TEXT PASSAGE ->
[Start of section]

Friday, July 31, 2009
Mercury - Somatic Responses
SCQ Rating: 75%
Mere months ago, Somatic Responses impressed me with their Reformation record (available at the awesome Ad Noiseam), the title track of which was so thunderous and elastic, I could hardly keep my bearings about me. No sooner had I familiarized myself with the backstory of the duo, consisting of John and Paul Healy, when Acroplane announced a second new Somatic Responses album available for free right here. Now there’s a time to ponder and a time to act, and I wasted no time downloading Mercury; a record so fiendishly subterranean and claustrophobic, I required a solid month to simply absorb its shadows.
Like its inhospitable namesake, Mercury is an uncertain venture; its bass-stabs menacing and beat-programming often intimidating, as if you’ve awoken upon a nightmarishly bleak terrain. Furthering my intergalactic descriptors is first track ‘Dead Star’, a pulsating shuffle of deep bass and unsettled synths that establishes a sinister demeanor that runs throughout Mercury. Somatic Responses’ expertise in breakcore runs through tracks like ‘Hatework’ and the apt-titled ‘Erratic’ but this second release of 2009 holds greater ambition than polishing old trophies. As boldly announced on the stuttering ‘Shinjuku Walk’, Mercury is the duo’s first dedicated foray into dub-step; a murky, urban subgenre that fits Somatic Responses like London raindrops on the window of a late-night taxi. Of course, since this is dub-step flooded with dark ambience, the results are as danceable as they are unnerving. ‘Subdared’ sounds like an old FM dial-spin of half-heard drones and archaic beats while ‘Mutated Virus’ is a suitably mixed experiment of breakcore urges and dub-step flavour; each capable of filling the gaps of your own post-apocalyptic soundtrack.
In light of such urgent, progressive soundscapes, it’s thrilling to hear the Healy brothers close Mercury with the slowly unfurling ‘Ulrich Would Be Proud’. Centered around a solid breakbeat and armed with graceful swellings of synth, this closer is a dark yet soothing farewell to an album of intriguing hostilities (that at least one Ulrich – Ulrich Schnauss – would be proud of). As an introduction to Somatic Responses’ work, Mercury is a tall order indeed; an uncompromising and gloomy song-suite that burrows under your skin. Yet, as I plan to retreat into their back-catalogue, I can’t help but wonder if anything will rival this hard-earned collection. Consider this: if Mercury is being given away, imagine how good their retail-only albums likely are.

[End of section]

DATA EXTRACTS ->
[Start of section]

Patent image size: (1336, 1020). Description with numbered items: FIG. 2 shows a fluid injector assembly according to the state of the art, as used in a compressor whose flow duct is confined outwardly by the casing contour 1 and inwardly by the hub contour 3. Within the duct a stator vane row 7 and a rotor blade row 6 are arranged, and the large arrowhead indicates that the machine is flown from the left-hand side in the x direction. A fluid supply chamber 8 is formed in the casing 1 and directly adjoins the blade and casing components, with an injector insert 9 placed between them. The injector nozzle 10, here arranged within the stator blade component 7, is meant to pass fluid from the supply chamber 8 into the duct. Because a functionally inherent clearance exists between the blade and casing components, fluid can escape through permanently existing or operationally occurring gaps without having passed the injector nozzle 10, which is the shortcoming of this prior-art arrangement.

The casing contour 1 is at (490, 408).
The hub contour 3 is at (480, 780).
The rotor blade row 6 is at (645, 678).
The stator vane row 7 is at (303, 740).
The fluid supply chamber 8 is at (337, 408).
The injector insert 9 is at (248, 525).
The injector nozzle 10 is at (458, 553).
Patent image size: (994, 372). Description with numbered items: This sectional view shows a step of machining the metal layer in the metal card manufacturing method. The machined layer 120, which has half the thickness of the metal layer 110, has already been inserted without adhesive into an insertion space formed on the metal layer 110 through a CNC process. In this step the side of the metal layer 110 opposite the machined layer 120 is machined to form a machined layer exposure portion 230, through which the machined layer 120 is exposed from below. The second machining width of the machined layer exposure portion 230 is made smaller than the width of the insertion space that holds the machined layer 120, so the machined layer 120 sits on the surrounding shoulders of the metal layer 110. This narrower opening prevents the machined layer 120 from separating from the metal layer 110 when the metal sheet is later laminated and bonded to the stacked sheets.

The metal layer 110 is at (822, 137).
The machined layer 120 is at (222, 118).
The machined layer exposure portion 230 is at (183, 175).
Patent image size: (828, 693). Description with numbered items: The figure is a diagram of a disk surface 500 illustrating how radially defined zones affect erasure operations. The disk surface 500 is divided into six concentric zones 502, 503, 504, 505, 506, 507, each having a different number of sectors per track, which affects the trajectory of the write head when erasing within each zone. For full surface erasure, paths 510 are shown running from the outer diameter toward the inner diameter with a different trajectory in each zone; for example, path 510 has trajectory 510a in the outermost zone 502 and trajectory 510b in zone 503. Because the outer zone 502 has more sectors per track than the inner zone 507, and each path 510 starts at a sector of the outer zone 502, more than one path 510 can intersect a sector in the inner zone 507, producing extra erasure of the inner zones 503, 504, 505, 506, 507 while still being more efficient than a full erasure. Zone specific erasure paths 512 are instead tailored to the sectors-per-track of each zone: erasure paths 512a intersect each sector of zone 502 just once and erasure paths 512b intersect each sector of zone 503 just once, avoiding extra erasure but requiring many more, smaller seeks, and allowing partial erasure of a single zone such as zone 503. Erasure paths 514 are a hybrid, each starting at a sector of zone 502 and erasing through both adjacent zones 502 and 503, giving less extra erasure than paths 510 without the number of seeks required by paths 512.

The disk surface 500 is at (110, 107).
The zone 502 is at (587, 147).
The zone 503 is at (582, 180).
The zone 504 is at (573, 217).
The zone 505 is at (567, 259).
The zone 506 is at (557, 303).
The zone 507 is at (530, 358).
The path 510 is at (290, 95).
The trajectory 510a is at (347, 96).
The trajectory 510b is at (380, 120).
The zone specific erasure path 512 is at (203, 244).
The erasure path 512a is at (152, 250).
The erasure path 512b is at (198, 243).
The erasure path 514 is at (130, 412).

[End of section]

WHAT YOU ARE ASKED TO DO -> Reproduce word for word the part of the Mercury review that begins at the words "In light of" and stops after the words "albums likely are.".

RESPONSE ->
In light of such urgent, progressive soundscapes, it’s thrilling to hear the Healy brothers close Mercury with the slowly unfurling ‘Ulrich Would Be Proud’. Centered around a solid breakbeat and armed with graceful swellings of synth, this closer is a dark yet soothing farewell to an album of intriguing hostilities (that at least one Ulrich – Ulrich Schnauss – would be proud of). As an introduction to Somatic Responses’ work, Mercury is a tall order indeed; an uncompromising and gloomy song-suite that burrows under your skin. Yet, as I plan to retreat into their back-catalogue, I can’t help but wonder if anything will rival this hard-earned collection. Consider this: if Mercury is being given away, imagine how good their retail-only albums likely are.